Entries shown:
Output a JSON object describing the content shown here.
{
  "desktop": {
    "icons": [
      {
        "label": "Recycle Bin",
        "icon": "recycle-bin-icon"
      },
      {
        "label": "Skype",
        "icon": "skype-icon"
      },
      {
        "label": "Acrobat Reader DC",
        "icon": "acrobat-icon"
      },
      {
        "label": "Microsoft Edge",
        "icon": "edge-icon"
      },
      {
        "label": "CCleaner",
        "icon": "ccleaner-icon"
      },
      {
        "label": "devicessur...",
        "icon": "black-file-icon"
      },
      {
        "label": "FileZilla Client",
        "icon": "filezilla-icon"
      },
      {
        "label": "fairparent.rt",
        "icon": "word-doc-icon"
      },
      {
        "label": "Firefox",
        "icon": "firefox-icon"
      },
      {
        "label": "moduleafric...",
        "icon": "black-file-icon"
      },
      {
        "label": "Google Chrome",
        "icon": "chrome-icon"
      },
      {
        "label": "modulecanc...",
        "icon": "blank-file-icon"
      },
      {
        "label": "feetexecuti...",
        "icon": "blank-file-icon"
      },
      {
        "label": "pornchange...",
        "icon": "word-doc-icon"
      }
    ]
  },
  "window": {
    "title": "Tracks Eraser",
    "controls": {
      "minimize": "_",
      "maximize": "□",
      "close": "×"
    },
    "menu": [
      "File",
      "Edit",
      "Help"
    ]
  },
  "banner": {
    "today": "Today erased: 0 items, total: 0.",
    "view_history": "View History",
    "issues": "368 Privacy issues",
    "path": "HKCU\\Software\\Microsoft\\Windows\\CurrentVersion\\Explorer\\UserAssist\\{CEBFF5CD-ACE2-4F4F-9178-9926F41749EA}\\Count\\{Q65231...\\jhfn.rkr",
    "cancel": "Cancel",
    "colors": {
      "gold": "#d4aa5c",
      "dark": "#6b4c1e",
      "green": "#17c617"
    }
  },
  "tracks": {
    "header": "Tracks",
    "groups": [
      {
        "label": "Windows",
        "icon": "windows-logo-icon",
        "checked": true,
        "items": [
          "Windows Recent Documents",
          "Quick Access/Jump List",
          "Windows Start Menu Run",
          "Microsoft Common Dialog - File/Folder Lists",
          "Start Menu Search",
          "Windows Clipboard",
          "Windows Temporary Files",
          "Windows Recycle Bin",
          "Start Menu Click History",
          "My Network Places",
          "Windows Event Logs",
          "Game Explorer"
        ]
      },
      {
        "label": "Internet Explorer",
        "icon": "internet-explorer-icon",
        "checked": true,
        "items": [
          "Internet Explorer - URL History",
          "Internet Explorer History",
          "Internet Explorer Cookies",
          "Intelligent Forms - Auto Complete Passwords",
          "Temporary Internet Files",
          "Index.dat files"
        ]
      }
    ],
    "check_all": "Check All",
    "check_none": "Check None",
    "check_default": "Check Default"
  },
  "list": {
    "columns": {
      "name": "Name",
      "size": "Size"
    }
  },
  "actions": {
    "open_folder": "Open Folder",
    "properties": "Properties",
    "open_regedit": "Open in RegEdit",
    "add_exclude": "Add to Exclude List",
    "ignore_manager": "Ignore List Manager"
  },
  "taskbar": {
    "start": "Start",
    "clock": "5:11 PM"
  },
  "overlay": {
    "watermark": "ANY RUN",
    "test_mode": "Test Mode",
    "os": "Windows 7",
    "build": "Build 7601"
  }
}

Task statement: Copy each record from above exactly, and include every line.

Answer to the task:
Output a JSON object describing the content shown here.
{
  "desktop": {
    "icons": [
      {
        "label": "Recycle Bin",
        "icon": "recycle-bin-icon"
      },
      {
        "label": "Skype",
        "icon": "skype-icon"
      },
      {
        "label": "Acrobat Reader DC",
        "icon": "acrobat-icon"
      },
      {
        "label": "Microsoft Edge",
        "icon": "edge-icon"
      },
      {
        "label": "CCleaner",
        "icon": "ccleaner-icon"
      },
      {
        "label": "devicessur...",
        "icon": "black-file-icon"
      },
      {
        "label": "FileZilla Client",
        "icon": "filezilla-icon"
      },
      {
        "label": "fairparent.rt",
        "icon": "word-doc-icon"
      },
      {
        "label": "Firefox",
        "icon": "firefox-icon"
      },
      {
        "label": "moduleafric...",
        "icon": "black-file-icon"
      },
      {
        "label": "Google Chrome",
        "icon": "chrome-icon"
      },
      {
        "label": "modulecanc...",
        "icon": "blank-file-icon"
      },
      {
        "label": "feetexecuti...",
        "icon": "blank-file-icon"
      },
      {
        "label": "pornchange...",
        "icon": "word-doc-icon"
      }
    ]
  },
  "window": {
    "title": "Tracks Eraser",
    "controls": {
      "minimize": "_",
      "maximize": "□",
      "close": "×"
    },
    "menu": [
      "File",
      "Edit",
      "Help"
    ]
  },
  "banner": {
    "today": "Today erased: 0 items, total: 0.",
    "view_history": "View History",
    "issues": "368 Privacy issues",
    "path": "HKCU\\Software\\Microsoft\\Windows\\CurrentVersion\\Explorer\\UserAssist\\{CEBFF5CD-ACE2-4F4F-9178-9926F41749EA}\\Count\\{Q65231...\\jhfn.rkr",
    "cancel": "Cancel",
    "colors": {
      "gold": "#d4aa5c",
      "dark": "#6b4c1e",
      "green": "#17c617"
    }
  },
  "tracks": {
    "header": "Tracks",
    "groups": [
      {
        "label": "Windows",
        "icon": "windows-logo-icon",
        "checked": true,
        "items": [
          "Windows Recent Documents",
          "Quick Access/Jump List",
          "Windows Start Menu Run",
          "Microsoft Common Dialog - File/Folder Lists",
          "Start Menu Search",
          "Windows Clipboard",
          "Windows Temporary Files",
          "Windows Recycle Bin",
          "Start Menu Click History",
          "My Network Places",
          "Windows Event Logs",
          "Game Explorer"
        ]
      },
      {
        "label": "Internet Explorer",
        "icon": "internet-explorer-icon",
        "checked": true,
        "items": [
          "Internet Explorer - URL History",
          "Internet Explorer History",
          "Internet Explorer Cookies",
          "Intelligent Forms - Auto Complete Passwords",
          "Temporary Internet Files",
          "Index.dat files"
        ]
      }
    ],
    "check_all": "Check All",
    "check_none": "Check None",
    "check_default": "Check Default"
  },
  "list": {
    "columns": {
      "name": "Name",
      "size": "Size"
    }
  },
  "actions": {
    "open_folder": "Open Folder",
    "properties": "Properties",
    "open_regedit": "Open in RegEdit",
    "add_exclude": "Add to Exclude List",
    "ignore_manager": "Ignore List Manager"
  },
  "taskbar": {
    "start": "Start",
    "clock": "5:11 PM"
  },
  "overlay": {
    "watermark": "ANY RUN",
    "test_mode": "Test Mode",
    "os": "Windows 7",
    "build": "Build 7601"
  }
}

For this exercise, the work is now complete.